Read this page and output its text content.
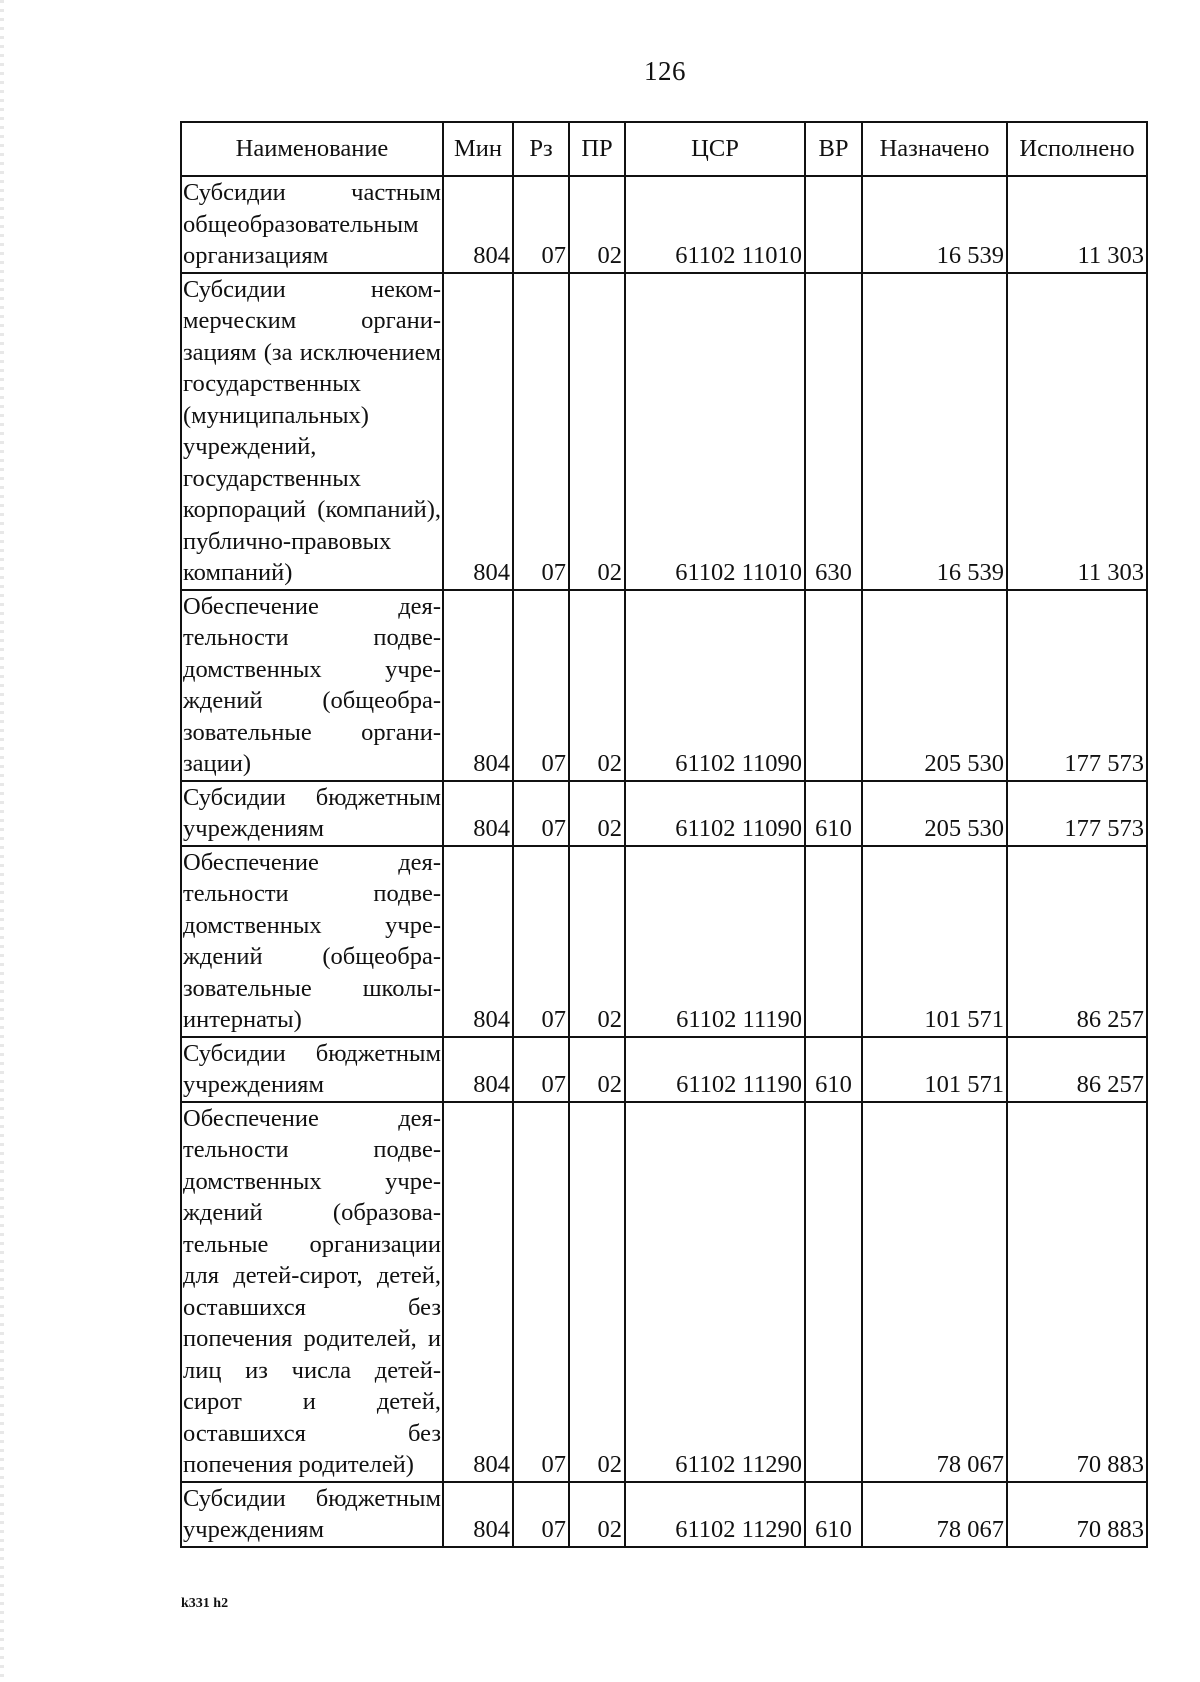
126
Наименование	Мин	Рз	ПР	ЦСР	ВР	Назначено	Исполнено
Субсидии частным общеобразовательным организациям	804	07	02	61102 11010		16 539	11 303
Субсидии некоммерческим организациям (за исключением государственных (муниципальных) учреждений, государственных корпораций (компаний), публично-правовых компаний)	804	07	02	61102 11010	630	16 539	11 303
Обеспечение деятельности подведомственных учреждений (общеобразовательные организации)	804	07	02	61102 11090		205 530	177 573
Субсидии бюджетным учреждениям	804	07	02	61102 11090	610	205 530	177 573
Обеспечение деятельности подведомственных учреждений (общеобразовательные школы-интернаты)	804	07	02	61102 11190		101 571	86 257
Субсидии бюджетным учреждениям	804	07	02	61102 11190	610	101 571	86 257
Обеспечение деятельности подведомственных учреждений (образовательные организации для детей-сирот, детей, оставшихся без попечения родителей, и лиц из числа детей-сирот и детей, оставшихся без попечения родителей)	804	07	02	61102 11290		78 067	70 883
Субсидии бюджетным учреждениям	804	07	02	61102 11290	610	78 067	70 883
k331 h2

• • •

* [WORK INSTRUCTIONS]: Copy all lines of the material above where the string "учреждений" occurs.

* [REPLY]:
Субсидии некоммерческим организациям (за исключением государственных (муниципальных) учреждений, государственных корпораций (компаний), публично-правовых компаний)	804	07	02	61102 11010	630	16 539	11 303
Обеспечение деятельности подведомственных учреждений (общеобразовательные организации)	804	07	02	61102 11090		205 530	177 573
Обеспечение деятельности подведомственных учреждений (общеобразовательные школы-интернаты)	804	07	02	61102 11190		101 571	86 257
Обеспечение деятельности подведомственных учреждений (образовательные организации для детей-сирот, детей, оставшихся без попечения родителей, и лиц из числа детей-сирот и детей, оставшихся без попечения родителей)	804	07	02	61102 11290		78 067	70 883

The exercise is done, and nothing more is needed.